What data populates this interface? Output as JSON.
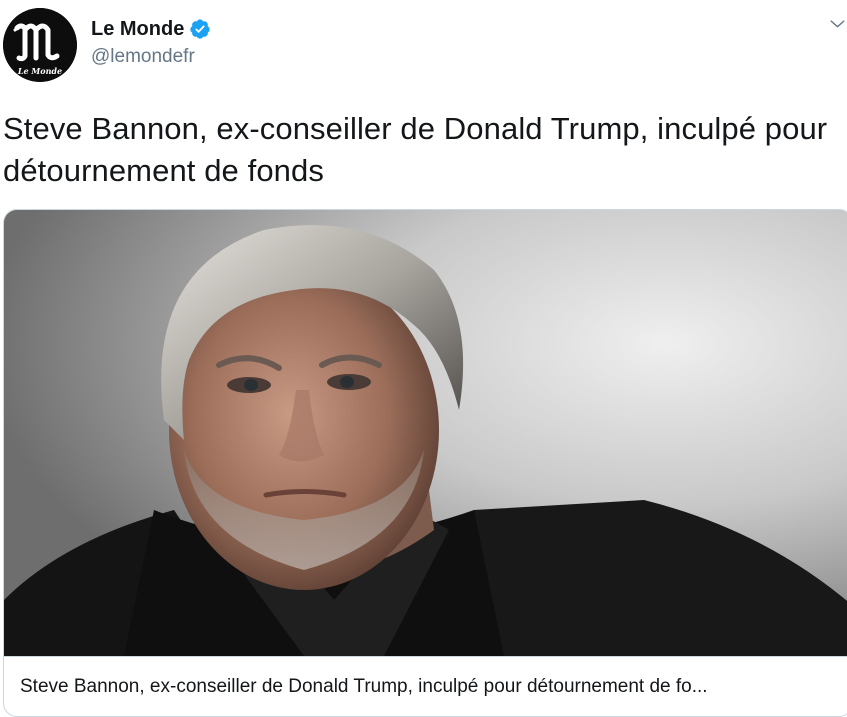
{
  "author": {
    "display_name": "Le Monde",
    "handle": "@lemondefr",
    "verified": true,
    "avatar_icon": "le-monde-logo",
    "avatar_logo_text": "Le Monde"
  },
  "tweet": {
    "text": "Steve Bannon, ex-conseiller de Donald Trump, inculpé pour détournement de fonds"
  },
  "card": {
    "image_subject": "portrait-photo",
    "title": "Steve Bannon, ex-conseiller de Donald Trump, inculpé pour détournement de fo..."
  },
  "icons": {
    "verified": "verified-badge-icon",
    "more": "chevron-down-icon"
  },
  "colors": {
    "verified_blue": "#1da1f2",
    "text_primary": "#14171a",
    "text_secondary": "#657786",
    "border": "#ccd6dd"
  }
}
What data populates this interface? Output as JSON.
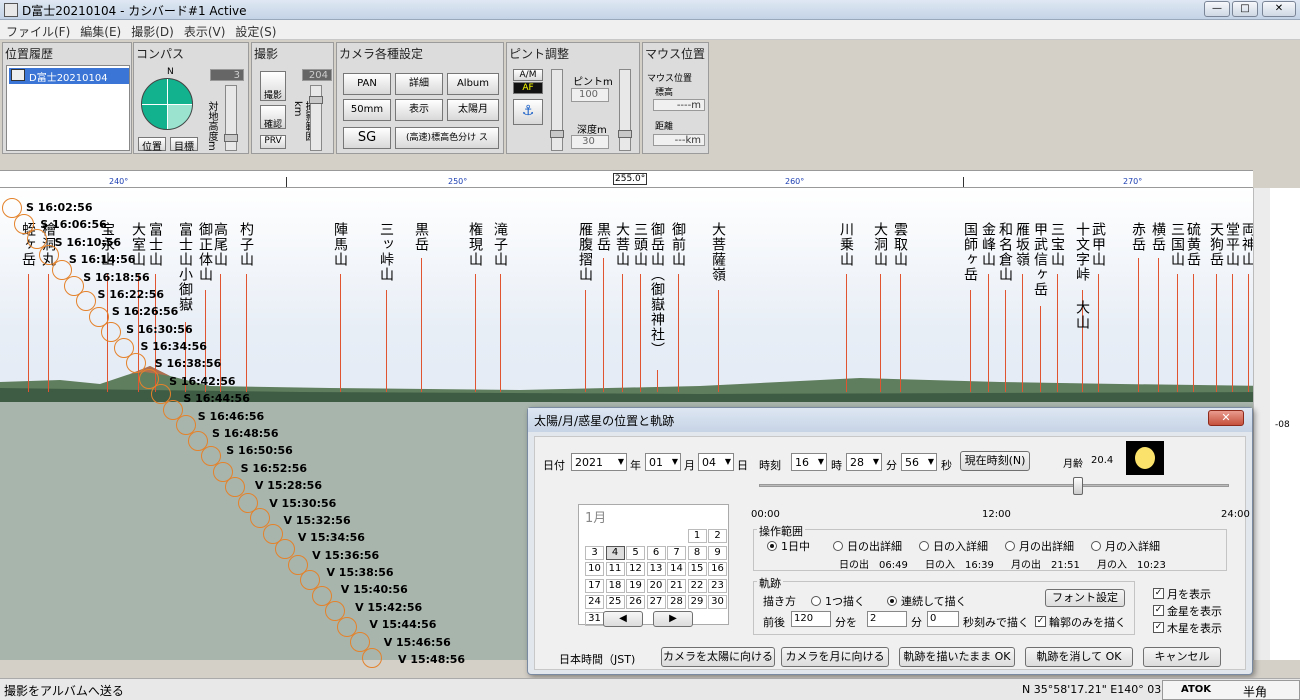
* * * * *
_What you need to do_
Copy the material above exactly and drop the pictures.

_The answer_
What data populates this interface? Output as JSON.
{
  "author": {
    "display_name": "Le Monde",
    "handle": "@lemondefr",
    "verified": true,
    "avatar_icon": "le-monde-logo",
    "avatar_logo_text": "Le Monde"
  },
  "tweet": {
    "text": "Steve Bannon, ex-conseiller de Donald Trump, inculpé pour détournement de fonds"
  },
  "card": {
    "image_subject": "portrait-photo",
    "title": "Steve Bannon, ex-conseiller de Donald Trump, inculpé pour détournement de fo..."
  },
  "icons": {
    "verified": "verified-badge-icon",
    "more": "chevron-down-icon"
  },
  "colors": {
    "verified_blue": "#1da1f2",
    "text_primary": "#14171a",
    "text_secondary": "#657786",
    "border": "#ccd6dd"
  }
}
What data populates this interface? Output as JSON.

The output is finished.